## start Recorded information

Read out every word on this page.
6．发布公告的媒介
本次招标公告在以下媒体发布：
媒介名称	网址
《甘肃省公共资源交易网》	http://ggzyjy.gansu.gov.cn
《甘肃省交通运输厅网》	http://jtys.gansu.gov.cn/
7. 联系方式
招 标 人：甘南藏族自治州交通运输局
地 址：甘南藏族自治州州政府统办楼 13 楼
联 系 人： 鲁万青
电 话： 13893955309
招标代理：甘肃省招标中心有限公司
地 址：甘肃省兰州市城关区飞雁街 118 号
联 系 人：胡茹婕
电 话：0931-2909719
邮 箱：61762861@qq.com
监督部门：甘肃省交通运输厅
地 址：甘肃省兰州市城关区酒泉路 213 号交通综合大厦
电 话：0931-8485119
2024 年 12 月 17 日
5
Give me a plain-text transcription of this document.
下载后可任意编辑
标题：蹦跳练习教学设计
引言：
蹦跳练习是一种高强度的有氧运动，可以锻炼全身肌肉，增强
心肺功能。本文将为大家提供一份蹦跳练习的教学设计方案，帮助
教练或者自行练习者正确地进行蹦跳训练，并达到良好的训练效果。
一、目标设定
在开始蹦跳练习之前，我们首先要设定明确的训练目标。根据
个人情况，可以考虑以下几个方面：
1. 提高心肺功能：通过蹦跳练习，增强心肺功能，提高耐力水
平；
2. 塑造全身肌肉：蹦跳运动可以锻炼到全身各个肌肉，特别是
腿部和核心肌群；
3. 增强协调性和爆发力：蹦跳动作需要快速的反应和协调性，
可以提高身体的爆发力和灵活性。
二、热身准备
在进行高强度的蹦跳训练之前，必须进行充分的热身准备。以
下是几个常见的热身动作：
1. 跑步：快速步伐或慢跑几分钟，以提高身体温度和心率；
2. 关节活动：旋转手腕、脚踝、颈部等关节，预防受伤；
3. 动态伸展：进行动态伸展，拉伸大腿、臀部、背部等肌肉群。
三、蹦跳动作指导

## end Recorded information

Prompt: Pick out the lines containing the string "http" and show them.

The output:
《甘肃省公共资源交易网》	http://ggzyjy.gansu.gov.cn
《甘肃省交通运输厅网》	http://jtys.gansu.gov.cn/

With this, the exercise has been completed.